## Problem requirements
Count every line of the material that holds the string "subtitle". Respond with the total only.

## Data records
* * * *
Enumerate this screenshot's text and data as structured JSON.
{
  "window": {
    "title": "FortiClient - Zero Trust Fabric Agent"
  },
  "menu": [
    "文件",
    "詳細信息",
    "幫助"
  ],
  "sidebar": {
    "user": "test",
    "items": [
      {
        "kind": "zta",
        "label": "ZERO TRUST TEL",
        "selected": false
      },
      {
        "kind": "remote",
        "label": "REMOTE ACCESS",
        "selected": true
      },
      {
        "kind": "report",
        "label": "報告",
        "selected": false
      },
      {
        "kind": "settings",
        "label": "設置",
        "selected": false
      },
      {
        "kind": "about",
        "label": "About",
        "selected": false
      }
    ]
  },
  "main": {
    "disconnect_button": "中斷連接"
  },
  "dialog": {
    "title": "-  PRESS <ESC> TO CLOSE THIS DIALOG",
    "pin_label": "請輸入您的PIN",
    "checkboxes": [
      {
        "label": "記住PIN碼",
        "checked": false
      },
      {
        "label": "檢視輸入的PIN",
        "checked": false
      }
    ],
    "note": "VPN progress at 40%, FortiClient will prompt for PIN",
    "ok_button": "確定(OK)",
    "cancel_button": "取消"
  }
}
* * * *
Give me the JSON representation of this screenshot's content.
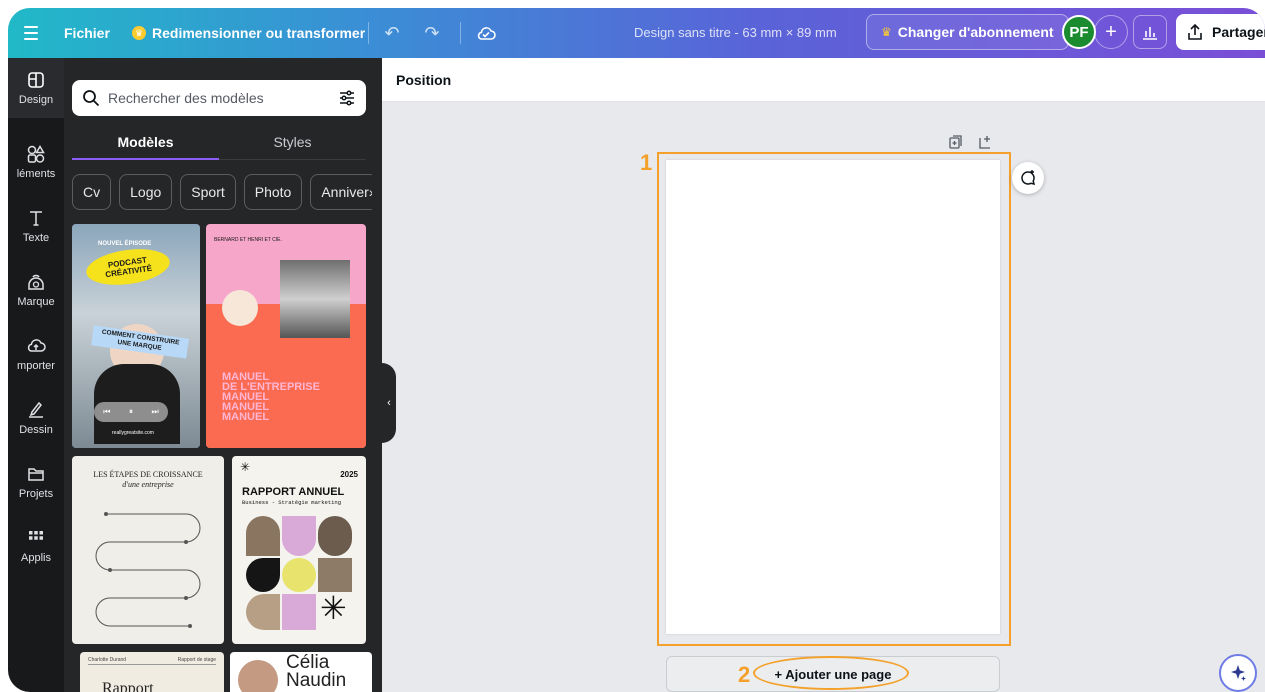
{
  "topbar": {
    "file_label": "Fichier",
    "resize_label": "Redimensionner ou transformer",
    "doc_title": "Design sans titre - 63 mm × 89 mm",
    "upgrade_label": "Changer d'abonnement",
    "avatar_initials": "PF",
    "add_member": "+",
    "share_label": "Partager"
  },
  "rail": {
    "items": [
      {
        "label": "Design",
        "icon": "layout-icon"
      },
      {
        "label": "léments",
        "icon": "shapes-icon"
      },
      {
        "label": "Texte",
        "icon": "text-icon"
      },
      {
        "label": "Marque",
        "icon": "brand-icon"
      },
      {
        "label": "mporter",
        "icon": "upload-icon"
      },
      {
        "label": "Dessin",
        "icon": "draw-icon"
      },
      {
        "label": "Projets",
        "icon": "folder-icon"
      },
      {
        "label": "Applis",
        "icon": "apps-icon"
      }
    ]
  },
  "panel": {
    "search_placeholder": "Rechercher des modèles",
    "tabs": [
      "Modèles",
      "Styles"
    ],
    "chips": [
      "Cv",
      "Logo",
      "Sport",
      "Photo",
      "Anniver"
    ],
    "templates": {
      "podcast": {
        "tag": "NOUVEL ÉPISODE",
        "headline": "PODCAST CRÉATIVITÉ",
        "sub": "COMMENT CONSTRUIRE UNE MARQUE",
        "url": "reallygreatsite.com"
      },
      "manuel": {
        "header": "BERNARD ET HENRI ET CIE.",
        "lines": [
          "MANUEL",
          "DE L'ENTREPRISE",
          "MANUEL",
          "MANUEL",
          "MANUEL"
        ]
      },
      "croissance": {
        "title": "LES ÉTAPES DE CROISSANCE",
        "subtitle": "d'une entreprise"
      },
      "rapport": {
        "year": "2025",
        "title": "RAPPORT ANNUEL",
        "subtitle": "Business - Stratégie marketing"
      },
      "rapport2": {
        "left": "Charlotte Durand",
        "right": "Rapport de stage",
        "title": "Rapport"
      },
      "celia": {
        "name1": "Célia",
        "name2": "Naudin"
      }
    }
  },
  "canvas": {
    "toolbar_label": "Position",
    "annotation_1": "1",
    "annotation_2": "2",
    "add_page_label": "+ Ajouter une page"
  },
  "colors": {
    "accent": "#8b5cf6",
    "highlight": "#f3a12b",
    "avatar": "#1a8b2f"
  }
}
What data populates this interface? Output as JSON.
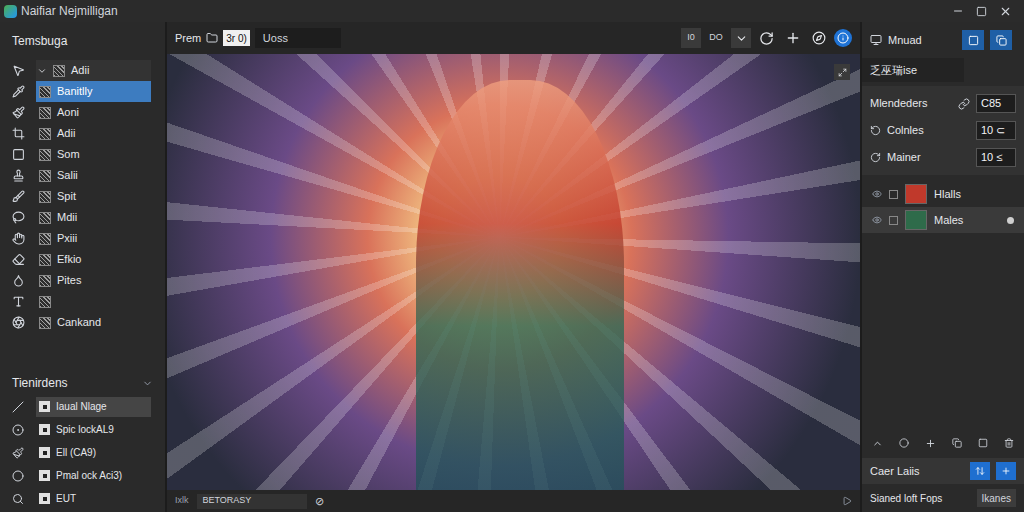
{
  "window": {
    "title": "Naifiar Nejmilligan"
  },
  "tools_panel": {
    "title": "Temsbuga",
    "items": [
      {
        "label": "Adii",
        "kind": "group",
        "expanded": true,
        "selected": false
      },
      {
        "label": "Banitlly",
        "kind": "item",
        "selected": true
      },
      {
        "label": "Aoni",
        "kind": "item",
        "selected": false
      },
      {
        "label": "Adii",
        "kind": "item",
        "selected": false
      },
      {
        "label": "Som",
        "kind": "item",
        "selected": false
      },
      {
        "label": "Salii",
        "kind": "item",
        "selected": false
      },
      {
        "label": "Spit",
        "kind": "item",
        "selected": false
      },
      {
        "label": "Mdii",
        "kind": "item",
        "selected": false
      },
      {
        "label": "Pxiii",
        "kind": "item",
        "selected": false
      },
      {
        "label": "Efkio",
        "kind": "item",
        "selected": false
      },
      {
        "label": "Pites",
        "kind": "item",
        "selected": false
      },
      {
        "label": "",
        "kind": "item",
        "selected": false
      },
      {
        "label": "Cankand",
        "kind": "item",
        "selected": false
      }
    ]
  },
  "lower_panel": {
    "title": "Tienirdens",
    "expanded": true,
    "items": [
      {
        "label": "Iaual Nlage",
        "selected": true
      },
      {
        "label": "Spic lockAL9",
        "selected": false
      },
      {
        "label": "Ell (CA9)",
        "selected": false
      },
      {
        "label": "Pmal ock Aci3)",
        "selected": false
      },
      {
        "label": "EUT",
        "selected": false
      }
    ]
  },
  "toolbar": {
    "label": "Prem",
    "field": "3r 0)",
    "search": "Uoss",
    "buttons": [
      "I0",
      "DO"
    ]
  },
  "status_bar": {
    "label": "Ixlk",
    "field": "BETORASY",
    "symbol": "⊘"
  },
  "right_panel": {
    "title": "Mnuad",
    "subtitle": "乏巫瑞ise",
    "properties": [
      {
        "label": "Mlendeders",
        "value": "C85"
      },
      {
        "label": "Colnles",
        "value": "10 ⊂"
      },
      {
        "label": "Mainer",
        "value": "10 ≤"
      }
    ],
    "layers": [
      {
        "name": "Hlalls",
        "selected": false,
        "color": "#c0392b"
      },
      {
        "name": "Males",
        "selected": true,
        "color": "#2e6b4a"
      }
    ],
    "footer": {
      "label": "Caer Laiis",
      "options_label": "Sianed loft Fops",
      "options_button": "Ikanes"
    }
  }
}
* * * *
## Answer to the exercise
3